■ **LIST OF TASKS**
a - Translate this sentence from the patent text on cathode alloys into Spanish: "The combination Ni-Co [nickel-cobalt] has a higher resistance and is less susceptible to chemical attack by the oxide-coating materials used than either of the metals alone."
b - Duplicate the part of the patent text on cathode alloys starting at "Appellant's alleged invention" and ending at "from the alloy.".
c - Go on with the patent text on cathode alloys, picking up after its final sentence.

■ **QUOTED TEXT**

━━━━━━━━━━━━━━━━━━━━

The references are: Hallock, 1,695,845, December 18, 1928; Mandell, 1,769,229, July 1, 1930.

Appellant's alleged invention relates to thermionic cathodes composed of an alloy of nickel and cobalt, and other metals. We quote from his specification:

"The alloy that I have found to be the most satisfactory, comprises, nickel, cobalt, iron and titanium. Varying proportions of these elements have been employed with an approximation of equally good results. I have used alloys containing Ni and Co [nickel and cobalt] in the aggregate of 80 to 95%, in which the Ni and Co [nickel and cobalt] were present in proportions ranging from 95 to 5% Ni to 5 to 95% Co. The combination Ni-Co [nickel-cobalt] has a higher resistance and is less susceptible to chemical attack by the oxide-coating materials used than either of the metals alone. The remainder of the alloy consists of metals which render the Ni-Co [nickel-cobalt] alloy foregeable and, among other things, remove oxides from the alloy.

"Therefore, I introduce into the alloy from 5 to 20% of Fe-Ti [ferrotitanium], Va-Fe [ferrovanadium], Si-Fe [ferrosilicon] or Mo-Fe [ferromolybdenum] in an amount sufficient to render the Ni-Co [nickel-cobalt] forgeable and ductile so that the ingot may be reduced to a fine wire or may be otherwise shaped." (Italics ours.)

━━━━━━━━━━━━━━━━━━━━

■ **DATA**

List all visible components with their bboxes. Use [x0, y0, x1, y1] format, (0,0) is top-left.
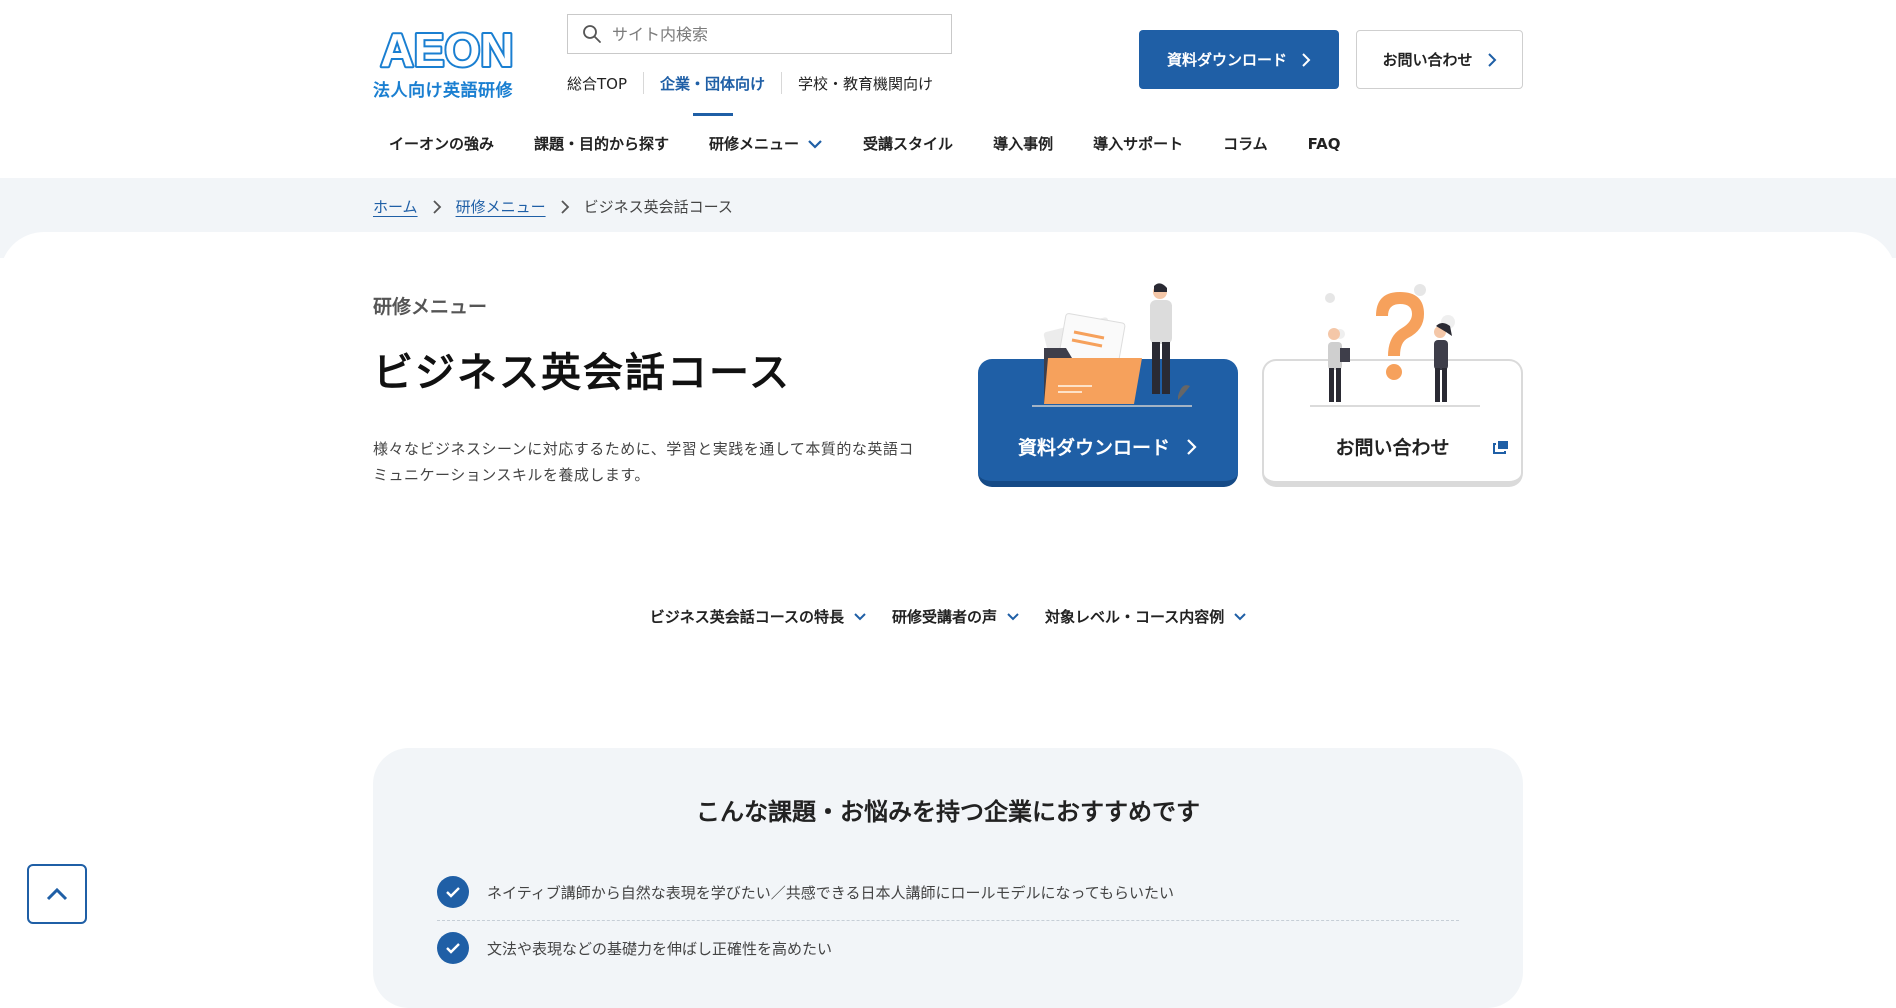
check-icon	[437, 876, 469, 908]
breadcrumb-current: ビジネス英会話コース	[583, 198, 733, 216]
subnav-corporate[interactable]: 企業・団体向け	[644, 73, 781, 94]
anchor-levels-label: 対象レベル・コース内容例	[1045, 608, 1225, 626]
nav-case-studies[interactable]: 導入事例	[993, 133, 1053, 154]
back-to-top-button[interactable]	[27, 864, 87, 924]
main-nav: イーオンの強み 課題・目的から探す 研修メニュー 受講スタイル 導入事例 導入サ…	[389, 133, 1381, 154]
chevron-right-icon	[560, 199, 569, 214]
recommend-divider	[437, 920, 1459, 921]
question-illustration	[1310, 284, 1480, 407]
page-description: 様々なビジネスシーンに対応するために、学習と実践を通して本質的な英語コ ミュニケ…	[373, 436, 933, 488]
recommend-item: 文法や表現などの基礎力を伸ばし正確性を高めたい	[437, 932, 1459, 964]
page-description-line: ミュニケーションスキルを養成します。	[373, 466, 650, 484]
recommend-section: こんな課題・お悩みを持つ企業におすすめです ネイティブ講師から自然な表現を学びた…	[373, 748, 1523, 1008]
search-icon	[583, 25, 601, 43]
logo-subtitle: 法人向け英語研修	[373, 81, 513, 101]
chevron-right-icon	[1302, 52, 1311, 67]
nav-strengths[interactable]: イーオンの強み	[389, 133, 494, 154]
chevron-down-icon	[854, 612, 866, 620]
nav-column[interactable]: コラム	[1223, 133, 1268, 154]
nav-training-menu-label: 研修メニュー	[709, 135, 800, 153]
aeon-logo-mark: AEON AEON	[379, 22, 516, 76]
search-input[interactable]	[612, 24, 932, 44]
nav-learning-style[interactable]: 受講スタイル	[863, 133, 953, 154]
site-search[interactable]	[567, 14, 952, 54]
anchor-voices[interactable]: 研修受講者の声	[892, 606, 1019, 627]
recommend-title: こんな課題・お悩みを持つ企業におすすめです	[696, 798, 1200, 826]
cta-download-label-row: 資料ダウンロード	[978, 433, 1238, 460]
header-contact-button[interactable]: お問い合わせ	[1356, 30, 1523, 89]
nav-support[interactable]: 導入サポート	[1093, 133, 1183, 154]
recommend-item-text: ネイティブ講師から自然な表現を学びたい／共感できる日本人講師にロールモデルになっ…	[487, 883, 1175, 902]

━━━━━━━━━━━━━━━━━━━━

■ **ANSWERS TO THE PROBLEMS**
a - La combinación Ni-Co [níquel-cobalto] tiene una mayor resistencia y es menos susceptible al ataque químico de los materiales de recubrimiento de óxido utilizados que cualquiera de los metales por separado.

b -
Appellant's alleged invention relates to thermionic cathodes composed of an alloy of nickel and cobalt, and other metals. We quote from his specification:

"The alloy that I have found to be the most satisfactory, comprises, nickel, cobalt, iron and titanium. Varying proportions of these elements have been employed with an approximation of equally good results. I have used alloys containing Ni and Co [nickel and cobalt] in the aggregate of 80 to 95%, in which the Ni and Co [nickel and cobalt] were present in proportions ranging from 95 to 5% Ni to 5 to 95% Co. The combination Ni-Co [nickel-cobalt] has a higher resistance and is less susceptible to chemical attack by the oxide-coating materials used than either of the metals alone. The remainder of the alloy consists of metals which render the Ni-Co [nickel-cobalt] alloy foregeable and, among other things, remove oxides from the alloy.

c -
Preferred examples are stated in appellant's application to be "80 parts nickel, 20 parts cobalt, 7½ parts iron, [and] 2½ parts titanium." The iron and titanium, it is stated, are "used in the form of a ferrotitanium alloy." An analysis of appellant's alloy, which was stated to be typical, is: "Nickel, 70%, Cobalt, 19½%, Iron, 7 4/10%, [and] Titanium, 2 8/10%." In referring to his process of preparing his alloy, appellant states: "The above-mentioned proportions of nickel, cobalt, and ferro-titanium are melted together in an electric furnace, care being taken to prevent access of oxygen. After the melt is completed and just before casting, a small amount of magnesium and aluminum is added to serve as deoxidizing agents. There is also a possibility that the ferro-titanium functions as a deoxidizing agent as well, and it is within the scope of my invention to use ferro-titanium, ferro-vanadium, silicon, ferro-silicon, manganese or ferro-manganese." (Italics ours.)

Appellant's application was filed October 28, 1926. On October 13, 1933, it was amended, in part, as follows: Where the expression `cobalt-nickel' occurs in the claims, it signifies that the proportion of cobalt to nickel lies within the limits specified previously, namely, 95 to 5% nickel and 5 to 95% cobalt. Where the claims state that a core or alloy or filament comprise particular elements, it means that no other substances are present in such amount as would substantially affect the properties of the resulting material."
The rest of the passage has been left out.